Question

Let a fully charged lead storage battery contains $1.5L$ of $5M{H}_{2}S{O}_4$. What will be the concentration of $H_{2}S{O}_4$ in the battery after 2.5 ampere current is drawn from the battery for 6 hour?

• A. $4.626M$
• B. $0.1865M$
• C. $0.373M$
• D. $9.627M$

Answer 1

Answer: (A)

$4.626M$

From Faraday's First law of electrolysis,

$w=Z\times I\times t$

where, $Z=\frac{Equivalentweight}{F}$
no. of equivalents of $H_2=\frac{It}{F}$

given, $I=2.5A$

$t=6$ hours

$\Rightarrow$ Equivalent of $H_2=\frac{It}{F}=\frac{\left(2.5\right)\left(60\right)\left(60\right)\left(6\right)}{96500}=0.56$

Moles of $H^{+}=\frac{0.56}{2}=0.28M$

Molarity of $H^{+}=\left[H^{+}\right]=\frac{0.28}{1.5}=0.186M$

$H_2{SO}_4\to {2H}^{+}+{SO}_4^{2-}$

$\left[H_2{SO}_4\right]=5-2\left[H^{+}\right]=5-(2\times 0.186)=4.626M$

Final concentration of $H_2{SO}_4$ is $4.626M$.

▶ EXTRACTED ENTRIES:
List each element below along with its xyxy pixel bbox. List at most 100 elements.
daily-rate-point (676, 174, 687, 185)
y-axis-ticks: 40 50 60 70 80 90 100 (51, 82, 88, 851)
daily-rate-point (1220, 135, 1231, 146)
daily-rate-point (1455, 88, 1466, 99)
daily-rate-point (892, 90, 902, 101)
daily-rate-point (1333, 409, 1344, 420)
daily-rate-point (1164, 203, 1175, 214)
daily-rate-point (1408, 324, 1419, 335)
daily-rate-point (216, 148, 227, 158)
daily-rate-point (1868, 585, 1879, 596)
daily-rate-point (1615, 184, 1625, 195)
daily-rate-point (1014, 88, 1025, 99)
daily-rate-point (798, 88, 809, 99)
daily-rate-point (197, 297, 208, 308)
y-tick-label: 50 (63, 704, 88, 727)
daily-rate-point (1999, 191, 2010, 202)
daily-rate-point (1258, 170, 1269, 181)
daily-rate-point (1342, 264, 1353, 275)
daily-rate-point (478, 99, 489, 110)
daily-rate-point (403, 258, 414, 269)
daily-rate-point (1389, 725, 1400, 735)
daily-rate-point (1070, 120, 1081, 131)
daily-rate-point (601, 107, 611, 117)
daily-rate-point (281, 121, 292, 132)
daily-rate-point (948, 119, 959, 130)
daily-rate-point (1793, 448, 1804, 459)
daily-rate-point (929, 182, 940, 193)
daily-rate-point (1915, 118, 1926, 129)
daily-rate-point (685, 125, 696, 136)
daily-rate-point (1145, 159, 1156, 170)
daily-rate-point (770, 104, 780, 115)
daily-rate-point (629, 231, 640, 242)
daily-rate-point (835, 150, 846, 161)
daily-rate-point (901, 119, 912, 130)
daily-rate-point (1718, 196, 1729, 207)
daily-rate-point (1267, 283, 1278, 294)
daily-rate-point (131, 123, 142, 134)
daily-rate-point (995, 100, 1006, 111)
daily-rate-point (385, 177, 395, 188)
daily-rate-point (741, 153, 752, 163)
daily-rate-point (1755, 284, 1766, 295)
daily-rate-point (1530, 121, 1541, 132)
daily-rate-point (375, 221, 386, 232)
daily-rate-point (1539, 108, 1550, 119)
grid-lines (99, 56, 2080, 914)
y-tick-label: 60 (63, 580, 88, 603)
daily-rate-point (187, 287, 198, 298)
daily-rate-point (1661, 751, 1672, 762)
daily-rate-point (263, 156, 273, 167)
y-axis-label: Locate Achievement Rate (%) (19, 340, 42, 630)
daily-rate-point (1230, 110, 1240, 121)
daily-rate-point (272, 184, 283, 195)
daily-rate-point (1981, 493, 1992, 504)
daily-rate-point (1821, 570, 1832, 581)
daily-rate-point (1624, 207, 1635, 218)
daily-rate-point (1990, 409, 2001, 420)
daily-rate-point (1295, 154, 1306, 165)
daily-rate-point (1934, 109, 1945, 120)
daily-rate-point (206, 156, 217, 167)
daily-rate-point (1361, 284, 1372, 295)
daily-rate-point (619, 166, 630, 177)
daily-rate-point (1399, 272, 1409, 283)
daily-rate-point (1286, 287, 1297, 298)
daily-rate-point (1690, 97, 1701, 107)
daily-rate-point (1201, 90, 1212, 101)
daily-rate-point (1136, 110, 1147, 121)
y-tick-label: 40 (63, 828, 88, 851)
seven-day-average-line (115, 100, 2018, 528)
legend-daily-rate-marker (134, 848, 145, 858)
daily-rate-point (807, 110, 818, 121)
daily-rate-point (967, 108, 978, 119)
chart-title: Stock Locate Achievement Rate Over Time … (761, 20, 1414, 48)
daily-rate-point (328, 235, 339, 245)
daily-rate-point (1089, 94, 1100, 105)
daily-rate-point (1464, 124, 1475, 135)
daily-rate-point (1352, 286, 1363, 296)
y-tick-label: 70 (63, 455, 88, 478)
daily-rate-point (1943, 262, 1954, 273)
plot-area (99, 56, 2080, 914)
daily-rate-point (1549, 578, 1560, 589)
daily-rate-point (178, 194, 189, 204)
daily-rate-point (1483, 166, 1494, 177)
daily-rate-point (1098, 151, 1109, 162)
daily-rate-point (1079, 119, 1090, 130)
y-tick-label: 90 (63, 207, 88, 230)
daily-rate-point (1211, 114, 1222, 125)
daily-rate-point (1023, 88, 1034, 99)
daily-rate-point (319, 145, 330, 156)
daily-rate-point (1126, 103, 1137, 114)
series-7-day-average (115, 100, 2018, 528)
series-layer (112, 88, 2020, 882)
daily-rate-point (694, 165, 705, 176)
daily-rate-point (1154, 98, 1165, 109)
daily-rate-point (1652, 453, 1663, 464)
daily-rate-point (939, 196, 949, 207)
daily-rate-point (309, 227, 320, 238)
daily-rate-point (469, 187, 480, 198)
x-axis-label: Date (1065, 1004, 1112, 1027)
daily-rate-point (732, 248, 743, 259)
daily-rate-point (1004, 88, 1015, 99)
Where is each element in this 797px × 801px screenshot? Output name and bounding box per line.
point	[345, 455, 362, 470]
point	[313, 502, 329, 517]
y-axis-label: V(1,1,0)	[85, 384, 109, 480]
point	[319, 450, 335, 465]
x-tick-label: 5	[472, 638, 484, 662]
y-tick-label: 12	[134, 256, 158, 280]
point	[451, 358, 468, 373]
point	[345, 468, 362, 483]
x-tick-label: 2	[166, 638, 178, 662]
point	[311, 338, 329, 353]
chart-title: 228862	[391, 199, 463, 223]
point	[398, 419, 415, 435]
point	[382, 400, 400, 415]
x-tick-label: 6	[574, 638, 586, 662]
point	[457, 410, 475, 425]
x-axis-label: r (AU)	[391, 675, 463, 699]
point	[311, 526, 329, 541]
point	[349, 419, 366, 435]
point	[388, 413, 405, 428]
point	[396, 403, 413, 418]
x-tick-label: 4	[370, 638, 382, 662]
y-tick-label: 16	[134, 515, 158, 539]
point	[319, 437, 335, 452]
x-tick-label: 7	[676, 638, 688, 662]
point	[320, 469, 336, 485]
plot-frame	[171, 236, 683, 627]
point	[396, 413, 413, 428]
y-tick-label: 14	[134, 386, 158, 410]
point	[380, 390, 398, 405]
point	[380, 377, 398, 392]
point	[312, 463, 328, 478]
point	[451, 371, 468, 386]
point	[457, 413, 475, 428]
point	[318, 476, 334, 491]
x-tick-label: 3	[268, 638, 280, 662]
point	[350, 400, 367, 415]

▶ EXERCISE:
Decide whether each statement agrees with the lead storage battery question above. Answer yes or no for each, and quote the words from the text that settle it.
1. The current drawn from the battery is 2.5 amperes.
2. The solution is based on Faraday's second law of electrolysis.
3. The answer given is option C.

▶ TASK ANSWER:
1. Yes: "2.5 ampere current is drawn from the battery for 6 hour"
2. No: "From Faraday's First law of electrolysis,"
3. No: "Answer: (A)"